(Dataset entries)
★ ★ ★

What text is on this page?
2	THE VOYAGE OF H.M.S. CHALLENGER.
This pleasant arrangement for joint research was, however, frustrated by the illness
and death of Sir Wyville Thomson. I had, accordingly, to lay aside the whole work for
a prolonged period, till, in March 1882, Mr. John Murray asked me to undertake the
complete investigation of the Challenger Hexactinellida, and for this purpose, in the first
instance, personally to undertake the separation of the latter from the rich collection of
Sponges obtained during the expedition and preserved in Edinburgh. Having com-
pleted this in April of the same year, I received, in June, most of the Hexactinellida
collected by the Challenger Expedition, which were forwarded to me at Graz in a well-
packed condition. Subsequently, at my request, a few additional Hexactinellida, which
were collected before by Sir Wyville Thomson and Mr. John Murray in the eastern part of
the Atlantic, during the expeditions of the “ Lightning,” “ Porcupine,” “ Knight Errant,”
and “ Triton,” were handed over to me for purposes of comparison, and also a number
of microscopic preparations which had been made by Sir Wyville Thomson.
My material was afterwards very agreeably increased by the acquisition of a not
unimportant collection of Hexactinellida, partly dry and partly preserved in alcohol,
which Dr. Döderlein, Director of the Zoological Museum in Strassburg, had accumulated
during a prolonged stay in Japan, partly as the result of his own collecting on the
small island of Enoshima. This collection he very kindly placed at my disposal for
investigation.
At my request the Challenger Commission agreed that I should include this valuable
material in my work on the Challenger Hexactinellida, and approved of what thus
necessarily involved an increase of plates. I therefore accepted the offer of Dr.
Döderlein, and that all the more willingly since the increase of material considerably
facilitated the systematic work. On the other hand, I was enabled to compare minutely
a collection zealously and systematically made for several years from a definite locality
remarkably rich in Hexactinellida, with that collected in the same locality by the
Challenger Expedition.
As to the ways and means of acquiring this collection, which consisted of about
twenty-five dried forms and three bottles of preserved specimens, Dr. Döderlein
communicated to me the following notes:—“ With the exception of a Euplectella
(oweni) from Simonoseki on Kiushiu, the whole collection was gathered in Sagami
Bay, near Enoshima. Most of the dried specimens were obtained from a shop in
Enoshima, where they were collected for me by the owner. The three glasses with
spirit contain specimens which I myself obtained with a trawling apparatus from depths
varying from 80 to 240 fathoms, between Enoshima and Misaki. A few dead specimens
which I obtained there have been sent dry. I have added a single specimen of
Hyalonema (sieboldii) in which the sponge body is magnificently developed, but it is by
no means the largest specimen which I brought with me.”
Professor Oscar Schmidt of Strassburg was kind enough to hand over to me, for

★ ★ ★

● GIVEN TASK: Quote the material exactly, leaving nothing out.

● WRITTEN ANSWER:
What text is on this page?
2	THE VOYAGE OF H.M.S. CHALLENGER.
This pleasant arrangement for joint research was, however, frustrated by the illness
and death of Sir Wyville Thomson. I had, accordingly, to lay aside the whole work for
a prolonged period, till, in March 1882, Mr. John Murray asked me to undertake the
complete investigation of the Challenger Hexactinellida, and for this purpose, in the first
instance, personally to undertake the separation of the latter from the rich collection of
Sponges obtained during the expedition and preserved in Edinburgh. Having com-
pleted this in April of the same year, I received, in June, most of the Hexactinellida
collected by the Challenger Expedition, which were forwarded to me at Graz in a well-
packed condition. Subsequently, at my request, a few additional Hexactinellida, which
were collected before by Sir Wyville Thomson and Mr. John Murray in the eastern part of
the Atlantic, during the expeditions of the “ Lightning,” “ Porcupine,” “ Knight Errant,”
and “ Triton,” were handed over to me for purposes of comparison, and also a number
of microscopic preparations which had been made by Sir Wyville Thomson.
My material was afterwards very agreeably increased by the acquisition of a not
unimportant collection of Hexactinellida, partly dry and partly preserved in alcohol,
which Dr. Döderlein, Director of the Zoological Museum in Strassburg, had accumulated
during a prolonged stay in Japan, partly as the result of his own collecting on the
small island of Enoshima. This collection he very kindly placed at my disposal for
investigation.
At my request the Challenger Commission agreed that I should include this valuable
material in my work on the Challenger Hexactinellida, and approved of what thus
necessarily involved an increase of plates. I therefore accepted the offer of Dr.
Döderlein, and that all the more willingly since the increase of material considerably
facilitated the systematic work. On the other hand, I was enabled to compare minutely
a collection zealously and systematically made for several years from a definite locality
remarkably rich in Hexactinellida, with that collected in the same locality by the
Challenger Expedition.
As to the ways and means of acquiring this collection, which consisted of about
twenty-five dried forms and three bottles of preserved specimens, Dr. Döderlein
communicated to me the following notes:—“ With the exception of a Euplectella
(oweni) from Simonoseki on Kiushiu, the whole collection was gathered in Sagami
Bay, near Enoshima. Most of the dried specimens were obtained from a shop in
Enoshima, where they were collected for me by the owner. The three glasses with
spirit contain specimens which I myself obtained with a trawling apparatus from depths
varying from 80 to 240 fathoms, between Enoshima and Misaki. A few dead specimens
which I obtained there have been sent dry. I have added a single specimen of
Hyalonema (sieboldii) in which the sponge body is magnificently developed, but it is by
no means the largest specimen which I brought with me.”
Professor Oscar Schmidt of Strassburg was kind enough to hand over to me, for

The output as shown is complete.